Source text:
--------------------

According to the National Center for Home Food Preservation, the toxin is invisible and odorless, which is why the rules around suspect jars are so strict. Never, ever taste food from a jar to see if it’s still good. If a jar looks wrong, it goes in the trash.
Sharp Dents, Rust, or Leaks on Store-Bought Cans
In case you’re buying some commercial cans too, this matters. Run your finger around the top rim and bottom rim of a can. Then check the side seam, which is that subtle vertical line down the body. If there’s a dent crossing any seam, especially a sharp dent with a point or crease you can feel, the seal may be compromised.
According to the USDA, a deep dent is one you can lay your finger into. Those go in the trash.
The same is true for rust. Surface rust that wipes off is usually fine. Rust that has pitted the metal or eaten through it is not ok. The holes produced by rust are tiny, but air still uses them to enter the can, and this is how bacteria start growing.
Strange Texture
Open the jar and look at the food. The food you canned should still hold itself and should not look mushy.
For example, pickles should be crisp or at least have some bite. Meat should hold together. If something has turned slimy, slick, sticky, or come apart in a way it shouldn’t, set the jar aside.
Funny Behavior of the Jar Itself
This is a lesser-known sign that I want you to know about. Sometimes a jar of bad food will start to weep liquid out from under the seal slowly.
You’ll see a little ring of stickiness around the jar on your pantry shelf, or you’ll notice the rim is wet when nothing else around it is.
This means the seal failed and the pressure inside is pushing food out.
Walk through your pantry every couple of months and look at the shelves themselves, not just the jars. Any sticky ring or dried drip is your sign.
How to Store Canned Goods (the Right Way)
Most of us keep our jars in the pantry. This is not a mistake; a lot of panties are perfect for that, but the most important thing you need to keep an eye on is the temperature.
For example, I know many families who have their pantry in their kitchen. This makes it accessible and it seems like the perfect spot for a pantry. But let’s look at this again and this time let’s keep the above information about temperature in our minds.

--------------------

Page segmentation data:
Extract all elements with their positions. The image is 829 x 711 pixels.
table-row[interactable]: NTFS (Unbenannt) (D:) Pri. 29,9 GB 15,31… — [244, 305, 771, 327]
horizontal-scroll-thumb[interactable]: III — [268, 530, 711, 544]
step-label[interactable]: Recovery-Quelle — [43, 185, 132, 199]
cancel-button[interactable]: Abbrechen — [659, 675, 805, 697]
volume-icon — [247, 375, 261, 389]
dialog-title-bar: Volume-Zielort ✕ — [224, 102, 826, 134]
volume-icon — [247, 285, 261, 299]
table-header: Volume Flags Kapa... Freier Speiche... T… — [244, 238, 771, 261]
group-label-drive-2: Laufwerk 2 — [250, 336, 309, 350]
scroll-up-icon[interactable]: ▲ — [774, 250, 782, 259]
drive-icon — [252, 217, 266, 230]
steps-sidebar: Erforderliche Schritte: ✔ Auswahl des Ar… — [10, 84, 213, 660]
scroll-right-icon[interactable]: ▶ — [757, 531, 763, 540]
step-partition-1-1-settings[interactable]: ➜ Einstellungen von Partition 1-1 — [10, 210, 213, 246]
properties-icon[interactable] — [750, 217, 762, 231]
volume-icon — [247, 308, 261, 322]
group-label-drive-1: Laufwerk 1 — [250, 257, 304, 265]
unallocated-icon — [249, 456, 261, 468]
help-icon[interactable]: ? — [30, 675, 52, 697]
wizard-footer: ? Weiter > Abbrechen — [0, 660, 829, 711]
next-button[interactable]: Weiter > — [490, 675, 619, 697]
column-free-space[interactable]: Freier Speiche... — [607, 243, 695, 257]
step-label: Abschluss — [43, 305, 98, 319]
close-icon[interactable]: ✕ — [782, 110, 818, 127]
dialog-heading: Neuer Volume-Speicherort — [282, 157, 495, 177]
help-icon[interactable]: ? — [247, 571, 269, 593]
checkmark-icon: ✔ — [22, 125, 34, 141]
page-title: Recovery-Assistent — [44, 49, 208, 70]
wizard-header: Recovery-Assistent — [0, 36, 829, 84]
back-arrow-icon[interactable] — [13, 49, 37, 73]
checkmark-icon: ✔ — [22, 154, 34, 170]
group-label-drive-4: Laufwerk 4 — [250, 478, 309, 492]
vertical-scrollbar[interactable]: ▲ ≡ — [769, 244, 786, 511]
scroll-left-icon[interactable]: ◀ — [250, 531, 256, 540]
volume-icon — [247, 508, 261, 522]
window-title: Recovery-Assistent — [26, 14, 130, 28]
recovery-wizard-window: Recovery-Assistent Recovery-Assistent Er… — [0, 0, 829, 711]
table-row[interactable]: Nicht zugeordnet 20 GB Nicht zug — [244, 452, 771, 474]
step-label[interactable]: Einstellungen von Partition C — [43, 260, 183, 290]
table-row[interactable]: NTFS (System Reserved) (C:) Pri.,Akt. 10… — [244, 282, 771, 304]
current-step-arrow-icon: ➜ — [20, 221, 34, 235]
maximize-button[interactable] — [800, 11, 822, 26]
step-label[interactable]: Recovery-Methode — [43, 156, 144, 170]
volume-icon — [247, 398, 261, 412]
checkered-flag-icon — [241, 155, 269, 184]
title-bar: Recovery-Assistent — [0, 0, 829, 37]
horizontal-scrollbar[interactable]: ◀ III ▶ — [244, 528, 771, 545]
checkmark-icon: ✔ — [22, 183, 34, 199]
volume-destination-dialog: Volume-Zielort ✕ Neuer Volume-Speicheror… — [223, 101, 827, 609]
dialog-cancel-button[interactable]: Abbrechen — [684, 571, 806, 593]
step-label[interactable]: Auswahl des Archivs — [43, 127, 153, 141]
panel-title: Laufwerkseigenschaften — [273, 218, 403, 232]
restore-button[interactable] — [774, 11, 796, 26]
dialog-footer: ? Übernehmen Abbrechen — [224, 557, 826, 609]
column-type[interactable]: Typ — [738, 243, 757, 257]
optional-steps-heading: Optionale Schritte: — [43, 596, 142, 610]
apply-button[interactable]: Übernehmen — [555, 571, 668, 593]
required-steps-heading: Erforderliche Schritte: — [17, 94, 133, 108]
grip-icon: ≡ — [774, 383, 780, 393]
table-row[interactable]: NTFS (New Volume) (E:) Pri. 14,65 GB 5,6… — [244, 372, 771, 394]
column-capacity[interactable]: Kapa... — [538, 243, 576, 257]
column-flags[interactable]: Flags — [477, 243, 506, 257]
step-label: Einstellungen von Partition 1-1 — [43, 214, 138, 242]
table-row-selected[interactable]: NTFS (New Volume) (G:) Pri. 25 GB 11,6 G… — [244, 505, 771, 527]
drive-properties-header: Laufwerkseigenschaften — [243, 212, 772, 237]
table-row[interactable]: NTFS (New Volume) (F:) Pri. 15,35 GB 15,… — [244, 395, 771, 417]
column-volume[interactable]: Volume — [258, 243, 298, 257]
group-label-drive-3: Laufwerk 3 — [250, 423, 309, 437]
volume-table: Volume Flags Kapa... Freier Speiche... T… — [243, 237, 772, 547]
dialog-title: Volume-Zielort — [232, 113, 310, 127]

--------------------

Task set:
**A)** Answer these questions using the text on canned food:
(i) According to the USDA, what counts as a deep dent?
(ii) How should properly canned pickles feel?
(iii) How often should you walk through your pantry to check the shelves?
**B)** Reproduce the part of the text on canned food that opens with the words containing "Strange Texture" and closes with "around it is.".
The material above stands apart from the text on canned food.

Solution set:
**A)**
(i) A deep dent is one you can lay your finger into.
(ii) They should be crisp or at least have some bite.
(iii) Every couple of months.

**B)**
Strange Texture
Open the jar and look at the food. The food you canned should still hold itself and should not look mushy.
For example, pickles should be crisp or at least have some bite. Meat should hold together. If something has turned slimy, slick, sticky, or come apart in a way it shouldn’t, set the jar aside.
Funny Behavior of the Jar Itself
This is a lesser-known sign that I want you to know about. Sometimes a jar of bad food will start to weep liquid out from under the seal slowly.
You’ll see a little ring of stickiness around the jar on your pantry shelf, or you’ll notice the rim is wet when nothing else around it is.